Look through the records that follow. Copy every line containing the word "giron".

### GIVEN RECORDS ###

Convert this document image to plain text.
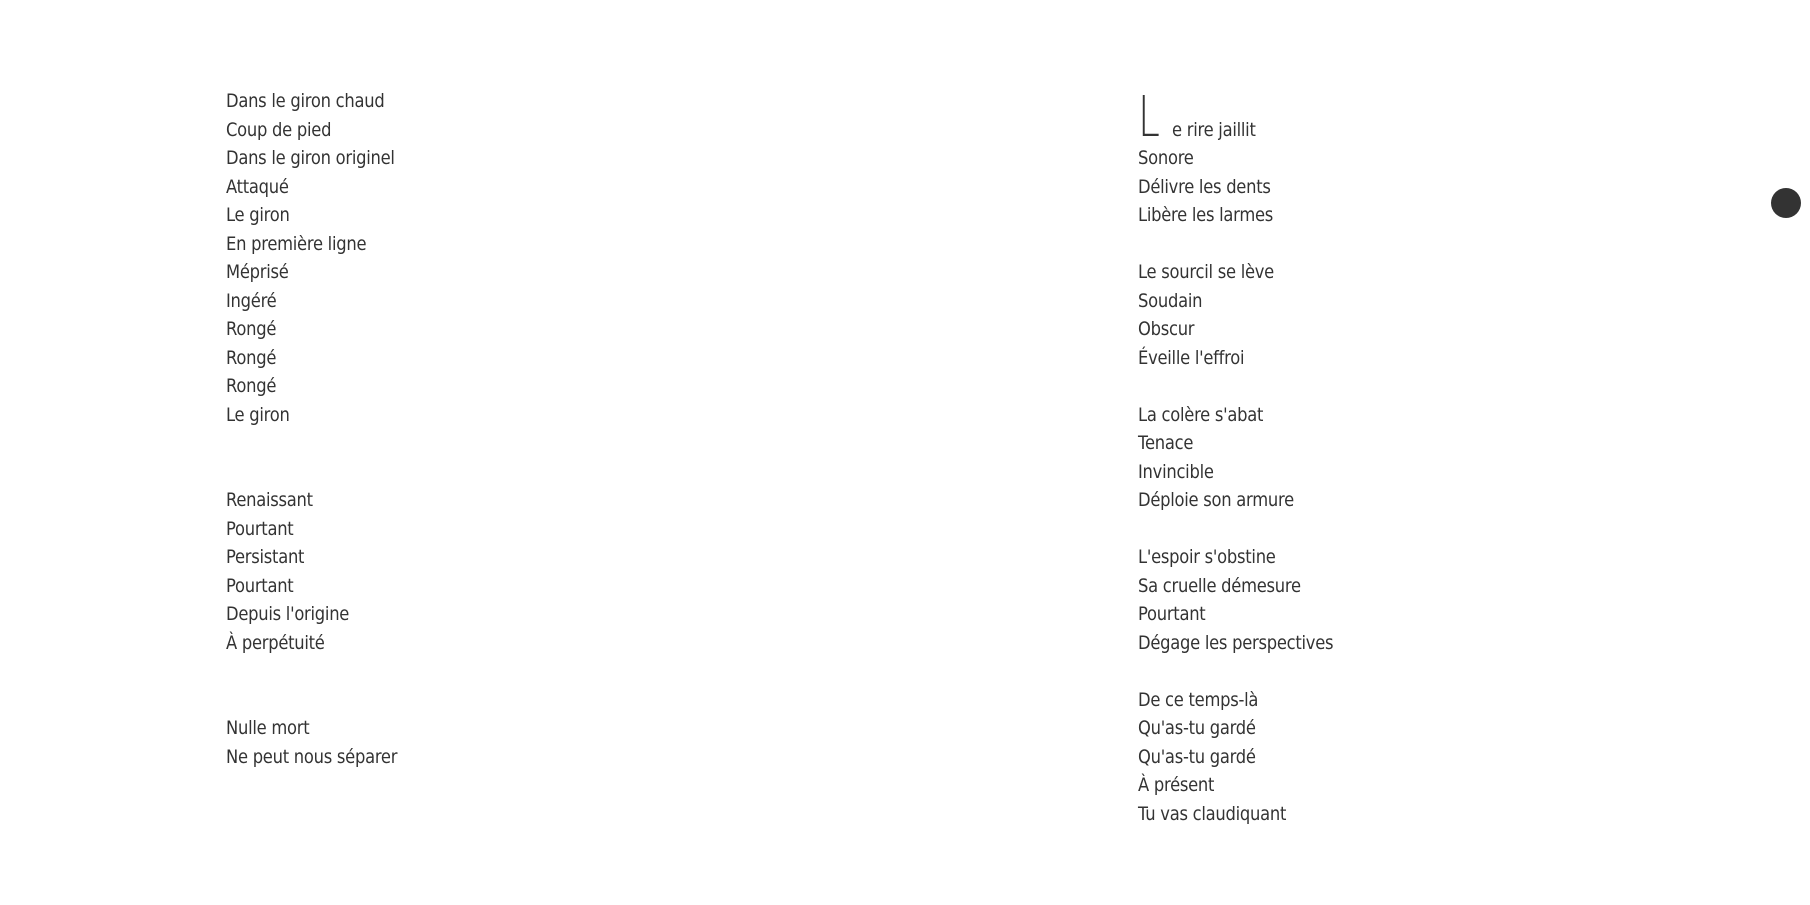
Dans le giron chaud
Coup de pied
Dans le giron originel
Attaqué
Le giron
En première ligne
Méprisé
Ingéré
Rongé
Rongé
Rongé
Le giron
Renaissant
Pourtant
Persistant
Pourtant
Depuis l'origine
À perpétuité
Nulle mort
Ne peut nous séparer
L e rire jaillit
Sonore
Délivre les dents
Libère les larmes
Le sourcil se lève
Soudain
Obscur
Éveille l'effroi
La colère s'abat
Tenace
Invincible
Déploie son armure
L'espoir s'obstine
Sa cruelle démesure
Pourtant
Dégage les perspectives
De ce temps-là
Qu'as-tu gardé
Qu'as-tu gardé
À présent
Tu vas claudiquant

###

(SOLVED EXERCISE)
Dans le giron chaud
Dans le giron originel
Le giron
Le giron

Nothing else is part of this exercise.